### [YOUR INSTRUCTIONS]
Copy each line of the records that contains the word "have".

-- Start MATERIAL FOR THE TASK --

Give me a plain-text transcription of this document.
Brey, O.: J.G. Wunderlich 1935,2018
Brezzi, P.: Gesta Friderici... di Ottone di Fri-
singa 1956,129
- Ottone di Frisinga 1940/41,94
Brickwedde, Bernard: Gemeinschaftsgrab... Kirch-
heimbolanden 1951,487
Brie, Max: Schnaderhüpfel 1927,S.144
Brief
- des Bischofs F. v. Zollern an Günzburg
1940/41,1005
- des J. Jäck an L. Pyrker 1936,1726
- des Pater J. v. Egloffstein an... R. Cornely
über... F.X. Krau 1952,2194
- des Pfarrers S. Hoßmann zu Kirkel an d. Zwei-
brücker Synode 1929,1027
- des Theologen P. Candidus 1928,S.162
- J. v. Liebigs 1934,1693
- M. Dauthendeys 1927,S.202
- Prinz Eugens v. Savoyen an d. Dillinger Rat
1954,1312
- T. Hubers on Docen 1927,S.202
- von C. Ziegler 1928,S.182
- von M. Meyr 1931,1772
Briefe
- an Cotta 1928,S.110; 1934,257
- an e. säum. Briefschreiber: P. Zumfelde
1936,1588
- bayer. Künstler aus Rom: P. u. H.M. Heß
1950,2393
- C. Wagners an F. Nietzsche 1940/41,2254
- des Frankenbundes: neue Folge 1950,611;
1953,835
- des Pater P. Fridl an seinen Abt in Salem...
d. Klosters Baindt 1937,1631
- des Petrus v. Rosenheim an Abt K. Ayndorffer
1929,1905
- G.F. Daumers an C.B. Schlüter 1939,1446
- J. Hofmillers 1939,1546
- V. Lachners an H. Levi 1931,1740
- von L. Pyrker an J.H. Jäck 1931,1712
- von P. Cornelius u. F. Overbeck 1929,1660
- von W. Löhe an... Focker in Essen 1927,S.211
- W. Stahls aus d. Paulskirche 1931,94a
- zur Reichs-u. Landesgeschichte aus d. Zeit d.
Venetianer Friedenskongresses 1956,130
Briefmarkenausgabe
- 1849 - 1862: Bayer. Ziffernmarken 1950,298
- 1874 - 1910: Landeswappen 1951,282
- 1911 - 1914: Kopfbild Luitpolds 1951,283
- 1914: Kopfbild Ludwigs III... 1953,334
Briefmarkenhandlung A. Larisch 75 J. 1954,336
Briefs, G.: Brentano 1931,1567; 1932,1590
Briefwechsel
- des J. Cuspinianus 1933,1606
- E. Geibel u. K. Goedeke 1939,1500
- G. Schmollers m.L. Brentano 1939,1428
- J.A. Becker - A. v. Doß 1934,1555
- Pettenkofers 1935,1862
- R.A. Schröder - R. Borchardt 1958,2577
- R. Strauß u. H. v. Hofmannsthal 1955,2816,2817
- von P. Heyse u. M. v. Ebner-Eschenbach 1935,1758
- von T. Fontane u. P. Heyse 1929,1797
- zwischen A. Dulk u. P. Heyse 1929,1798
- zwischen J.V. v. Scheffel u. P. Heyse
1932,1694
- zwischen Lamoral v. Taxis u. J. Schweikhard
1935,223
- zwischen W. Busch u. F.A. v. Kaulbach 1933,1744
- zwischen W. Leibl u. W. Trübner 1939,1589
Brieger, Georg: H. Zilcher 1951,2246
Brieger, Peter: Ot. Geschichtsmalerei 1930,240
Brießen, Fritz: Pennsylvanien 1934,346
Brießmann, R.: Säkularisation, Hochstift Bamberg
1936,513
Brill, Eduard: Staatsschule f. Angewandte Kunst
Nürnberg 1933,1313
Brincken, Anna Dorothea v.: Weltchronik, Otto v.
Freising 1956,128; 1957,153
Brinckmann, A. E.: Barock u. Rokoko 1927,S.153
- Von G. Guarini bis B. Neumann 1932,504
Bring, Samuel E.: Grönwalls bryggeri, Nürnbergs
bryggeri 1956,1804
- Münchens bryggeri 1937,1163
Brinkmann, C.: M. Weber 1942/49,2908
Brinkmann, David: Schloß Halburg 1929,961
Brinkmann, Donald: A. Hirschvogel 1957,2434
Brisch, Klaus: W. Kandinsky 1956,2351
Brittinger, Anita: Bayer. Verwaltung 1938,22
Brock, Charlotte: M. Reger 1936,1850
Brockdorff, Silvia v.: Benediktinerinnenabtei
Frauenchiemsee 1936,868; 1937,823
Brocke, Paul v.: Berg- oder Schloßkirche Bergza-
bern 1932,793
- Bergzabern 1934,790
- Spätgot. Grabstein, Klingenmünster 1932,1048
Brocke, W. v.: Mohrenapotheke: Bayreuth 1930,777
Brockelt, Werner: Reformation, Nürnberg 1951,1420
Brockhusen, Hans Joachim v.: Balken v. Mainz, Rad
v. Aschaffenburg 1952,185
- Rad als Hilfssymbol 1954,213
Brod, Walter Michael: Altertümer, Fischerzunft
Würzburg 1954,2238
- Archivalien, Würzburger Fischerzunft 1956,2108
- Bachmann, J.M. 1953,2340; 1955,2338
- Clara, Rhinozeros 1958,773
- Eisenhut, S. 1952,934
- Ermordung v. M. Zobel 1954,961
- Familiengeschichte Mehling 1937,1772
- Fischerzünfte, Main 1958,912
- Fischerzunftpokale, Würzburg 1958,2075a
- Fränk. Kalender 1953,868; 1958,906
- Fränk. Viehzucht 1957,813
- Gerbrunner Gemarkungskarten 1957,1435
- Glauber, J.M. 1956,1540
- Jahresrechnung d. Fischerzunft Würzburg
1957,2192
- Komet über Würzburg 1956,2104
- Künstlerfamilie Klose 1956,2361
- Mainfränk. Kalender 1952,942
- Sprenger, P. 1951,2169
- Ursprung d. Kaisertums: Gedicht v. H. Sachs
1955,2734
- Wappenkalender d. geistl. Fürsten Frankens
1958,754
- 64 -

-- End MATERIAL FOR THE TASK --
-- Start MATERIAL FOR THE TASK --

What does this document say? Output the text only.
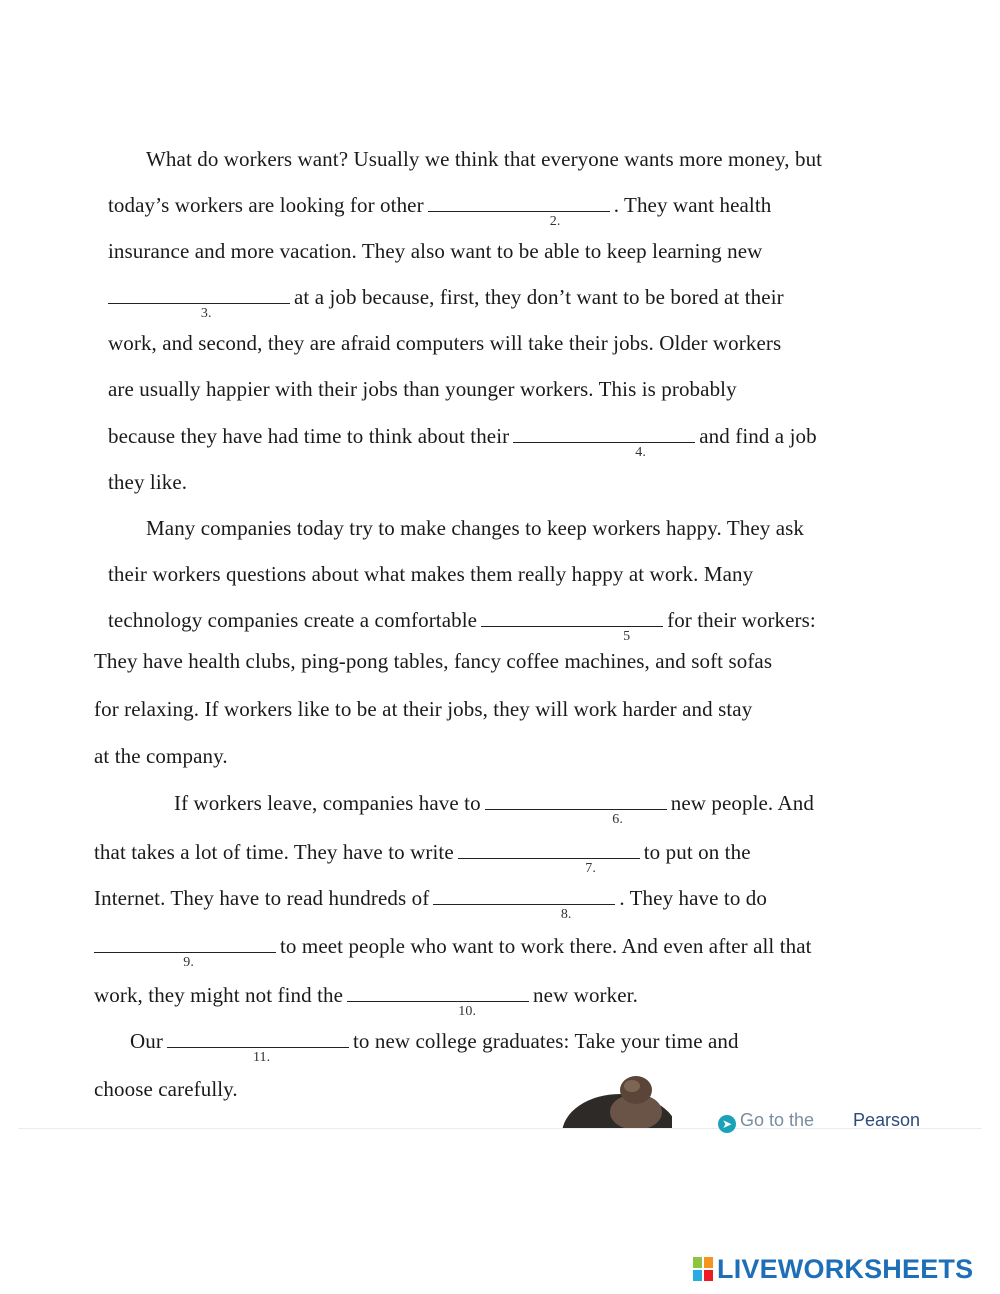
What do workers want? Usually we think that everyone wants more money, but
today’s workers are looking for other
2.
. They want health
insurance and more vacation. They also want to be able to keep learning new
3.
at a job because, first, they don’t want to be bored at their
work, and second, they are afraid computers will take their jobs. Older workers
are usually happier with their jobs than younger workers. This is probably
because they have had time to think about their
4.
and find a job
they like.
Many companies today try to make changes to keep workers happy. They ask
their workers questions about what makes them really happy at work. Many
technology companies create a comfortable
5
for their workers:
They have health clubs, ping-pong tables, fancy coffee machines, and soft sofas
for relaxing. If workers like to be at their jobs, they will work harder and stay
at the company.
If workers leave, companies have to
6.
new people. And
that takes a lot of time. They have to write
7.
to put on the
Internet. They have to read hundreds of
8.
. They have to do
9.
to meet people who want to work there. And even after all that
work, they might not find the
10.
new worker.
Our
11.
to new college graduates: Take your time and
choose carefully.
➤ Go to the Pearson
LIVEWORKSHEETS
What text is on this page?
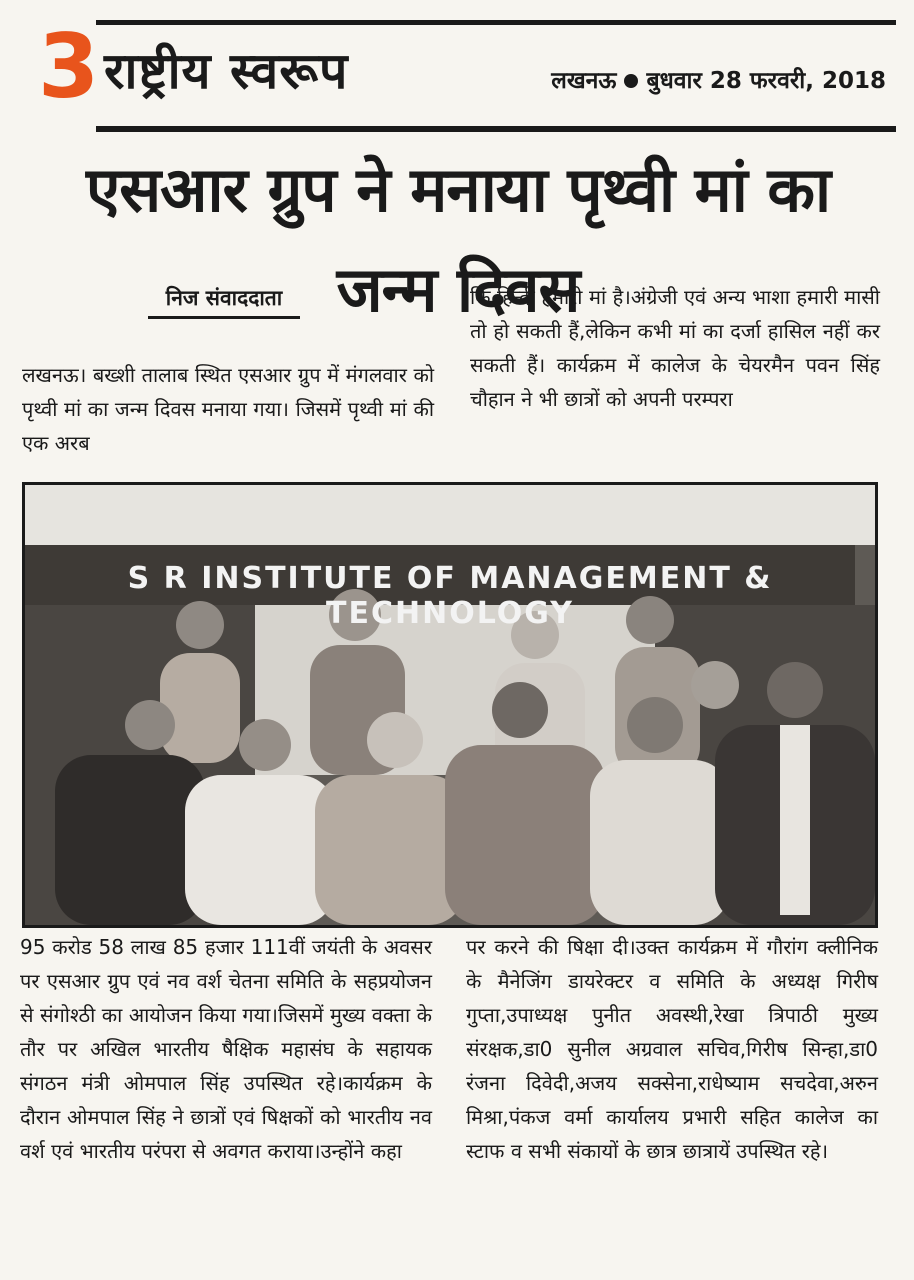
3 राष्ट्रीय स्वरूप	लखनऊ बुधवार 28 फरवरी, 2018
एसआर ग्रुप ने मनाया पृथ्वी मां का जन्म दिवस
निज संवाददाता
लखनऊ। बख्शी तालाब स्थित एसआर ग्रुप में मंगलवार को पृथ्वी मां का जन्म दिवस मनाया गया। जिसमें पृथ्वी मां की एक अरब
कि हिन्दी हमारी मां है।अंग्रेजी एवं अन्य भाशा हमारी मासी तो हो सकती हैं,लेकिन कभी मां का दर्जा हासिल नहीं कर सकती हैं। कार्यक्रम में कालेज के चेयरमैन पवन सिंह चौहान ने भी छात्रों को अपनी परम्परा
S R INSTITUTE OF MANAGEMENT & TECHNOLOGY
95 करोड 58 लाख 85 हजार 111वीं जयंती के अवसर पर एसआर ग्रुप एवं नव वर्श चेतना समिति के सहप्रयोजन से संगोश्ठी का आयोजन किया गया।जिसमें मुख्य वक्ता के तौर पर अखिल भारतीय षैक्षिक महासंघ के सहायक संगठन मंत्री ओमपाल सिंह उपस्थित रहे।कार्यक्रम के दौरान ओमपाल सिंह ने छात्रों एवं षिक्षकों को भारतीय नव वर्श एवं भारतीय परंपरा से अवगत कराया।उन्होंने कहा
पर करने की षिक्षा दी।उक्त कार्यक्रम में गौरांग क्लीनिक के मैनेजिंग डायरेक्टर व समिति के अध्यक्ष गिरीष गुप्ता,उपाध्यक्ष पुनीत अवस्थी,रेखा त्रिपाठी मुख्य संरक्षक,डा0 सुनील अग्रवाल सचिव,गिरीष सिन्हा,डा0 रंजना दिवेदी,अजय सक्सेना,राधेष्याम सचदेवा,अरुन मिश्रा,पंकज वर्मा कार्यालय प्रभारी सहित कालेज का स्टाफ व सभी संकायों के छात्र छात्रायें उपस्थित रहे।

-- End MATERIAL FOR THE TASK --
-- Start MATERIAL FOR THE TASK --

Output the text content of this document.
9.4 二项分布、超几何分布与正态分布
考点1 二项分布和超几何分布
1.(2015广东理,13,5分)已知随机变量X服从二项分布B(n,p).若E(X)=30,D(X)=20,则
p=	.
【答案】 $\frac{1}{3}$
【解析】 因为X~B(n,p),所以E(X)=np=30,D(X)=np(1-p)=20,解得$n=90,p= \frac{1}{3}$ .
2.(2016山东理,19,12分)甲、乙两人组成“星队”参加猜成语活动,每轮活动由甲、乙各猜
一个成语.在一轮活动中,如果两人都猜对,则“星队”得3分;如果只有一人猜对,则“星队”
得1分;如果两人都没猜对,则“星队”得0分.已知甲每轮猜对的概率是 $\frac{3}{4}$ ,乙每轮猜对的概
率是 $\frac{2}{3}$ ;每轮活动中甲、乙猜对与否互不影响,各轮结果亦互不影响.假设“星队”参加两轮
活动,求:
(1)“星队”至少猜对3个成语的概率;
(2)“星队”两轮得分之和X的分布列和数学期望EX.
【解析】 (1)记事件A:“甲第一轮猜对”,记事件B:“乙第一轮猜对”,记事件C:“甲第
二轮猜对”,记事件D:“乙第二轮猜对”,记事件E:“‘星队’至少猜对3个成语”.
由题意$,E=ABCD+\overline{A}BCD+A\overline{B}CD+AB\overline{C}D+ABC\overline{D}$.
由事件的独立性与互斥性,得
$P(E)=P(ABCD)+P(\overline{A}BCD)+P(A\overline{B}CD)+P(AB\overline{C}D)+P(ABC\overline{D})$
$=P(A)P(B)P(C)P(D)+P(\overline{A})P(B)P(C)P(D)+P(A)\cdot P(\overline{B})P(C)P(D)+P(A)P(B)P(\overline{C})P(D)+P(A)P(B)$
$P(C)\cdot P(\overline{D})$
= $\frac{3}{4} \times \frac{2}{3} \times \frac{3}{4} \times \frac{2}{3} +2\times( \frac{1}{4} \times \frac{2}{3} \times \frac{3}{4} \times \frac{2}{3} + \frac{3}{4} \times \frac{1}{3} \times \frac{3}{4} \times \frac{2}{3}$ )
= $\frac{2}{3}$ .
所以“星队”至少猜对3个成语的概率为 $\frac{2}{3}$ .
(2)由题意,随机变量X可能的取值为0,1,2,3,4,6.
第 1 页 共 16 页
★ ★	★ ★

-- End MATERIAL FOR THE TASK --

### [PROBLEM SOLUTION]
because they have had time to think about their
They have health clubs, ping-pong tables, fancy coffee machines, and soft sofas
If workers leave, companies have to
that takes a lot of time. They have to write
Internet. They have to read hundreds of
. They have to do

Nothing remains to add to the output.